Extracted records:

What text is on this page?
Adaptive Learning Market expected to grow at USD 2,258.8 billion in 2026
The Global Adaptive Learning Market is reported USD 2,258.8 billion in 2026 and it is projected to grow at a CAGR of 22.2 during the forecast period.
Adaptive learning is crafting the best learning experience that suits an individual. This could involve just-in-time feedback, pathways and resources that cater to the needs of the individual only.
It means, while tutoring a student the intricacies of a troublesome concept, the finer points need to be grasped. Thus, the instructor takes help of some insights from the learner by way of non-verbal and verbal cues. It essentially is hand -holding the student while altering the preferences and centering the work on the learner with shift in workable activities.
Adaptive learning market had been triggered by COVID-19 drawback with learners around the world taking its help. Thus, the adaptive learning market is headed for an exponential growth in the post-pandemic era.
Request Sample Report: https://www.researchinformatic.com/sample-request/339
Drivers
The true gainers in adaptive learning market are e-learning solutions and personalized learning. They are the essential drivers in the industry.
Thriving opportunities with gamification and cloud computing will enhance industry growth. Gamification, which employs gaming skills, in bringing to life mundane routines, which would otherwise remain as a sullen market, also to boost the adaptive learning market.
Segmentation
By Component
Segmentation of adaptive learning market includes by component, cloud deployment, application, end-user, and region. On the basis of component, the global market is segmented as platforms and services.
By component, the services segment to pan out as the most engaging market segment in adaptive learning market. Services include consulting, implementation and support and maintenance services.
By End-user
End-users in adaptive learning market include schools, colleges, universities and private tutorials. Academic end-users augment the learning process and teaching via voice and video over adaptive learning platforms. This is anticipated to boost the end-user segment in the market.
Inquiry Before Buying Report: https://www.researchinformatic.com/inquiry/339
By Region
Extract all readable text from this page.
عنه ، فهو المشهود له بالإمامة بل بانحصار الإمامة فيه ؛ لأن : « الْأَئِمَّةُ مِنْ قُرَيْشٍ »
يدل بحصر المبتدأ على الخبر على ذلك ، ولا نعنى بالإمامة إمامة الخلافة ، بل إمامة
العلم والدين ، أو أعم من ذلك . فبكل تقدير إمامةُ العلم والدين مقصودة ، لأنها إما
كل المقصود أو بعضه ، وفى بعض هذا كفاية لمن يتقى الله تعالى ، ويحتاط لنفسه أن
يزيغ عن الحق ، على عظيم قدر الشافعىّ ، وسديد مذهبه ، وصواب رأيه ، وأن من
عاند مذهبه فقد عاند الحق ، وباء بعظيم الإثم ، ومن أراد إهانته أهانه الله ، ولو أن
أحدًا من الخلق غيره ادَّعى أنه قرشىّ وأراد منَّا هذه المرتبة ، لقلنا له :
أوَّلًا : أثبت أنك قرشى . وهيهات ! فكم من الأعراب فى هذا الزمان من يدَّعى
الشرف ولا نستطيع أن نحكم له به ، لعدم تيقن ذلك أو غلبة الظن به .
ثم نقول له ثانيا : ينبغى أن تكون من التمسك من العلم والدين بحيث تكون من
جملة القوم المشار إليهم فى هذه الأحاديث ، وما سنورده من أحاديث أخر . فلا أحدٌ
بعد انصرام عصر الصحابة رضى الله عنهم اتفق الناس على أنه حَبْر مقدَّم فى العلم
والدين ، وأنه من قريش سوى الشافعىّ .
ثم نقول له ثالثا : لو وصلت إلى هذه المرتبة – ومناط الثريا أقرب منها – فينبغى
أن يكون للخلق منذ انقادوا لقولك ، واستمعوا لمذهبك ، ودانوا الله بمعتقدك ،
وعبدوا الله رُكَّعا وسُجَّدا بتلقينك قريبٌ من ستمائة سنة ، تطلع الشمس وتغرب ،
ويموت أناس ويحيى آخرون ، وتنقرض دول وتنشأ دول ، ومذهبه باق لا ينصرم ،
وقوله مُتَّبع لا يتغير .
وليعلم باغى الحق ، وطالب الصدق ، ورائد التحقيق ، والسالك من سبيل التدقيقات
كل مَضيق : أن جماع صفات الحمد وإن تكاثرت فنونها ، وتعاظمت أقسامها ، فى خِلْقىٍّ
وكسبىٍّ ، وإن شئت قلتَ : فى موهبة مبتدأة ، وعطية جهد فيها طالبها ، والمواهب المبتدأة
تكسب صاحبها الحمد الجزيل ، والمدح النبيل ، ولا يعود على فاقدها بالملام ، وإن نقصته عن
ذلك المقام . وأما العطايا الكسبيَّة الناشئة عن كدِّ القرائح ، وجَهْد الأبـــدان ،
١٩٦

Task:
Copy and report every line where the word "from" is present.

Written reply:
It means, while tutoring a student the intricacies of a troublesome concept, the finer points need to be grasped. Thus, the instructor takes help of some insights from the learner by way of non-verbal and verbal cues. It essentially is hand -holding the student while altering the preferences and centering the work on the learner with shift in workable activities.
Extract all readable text from this page.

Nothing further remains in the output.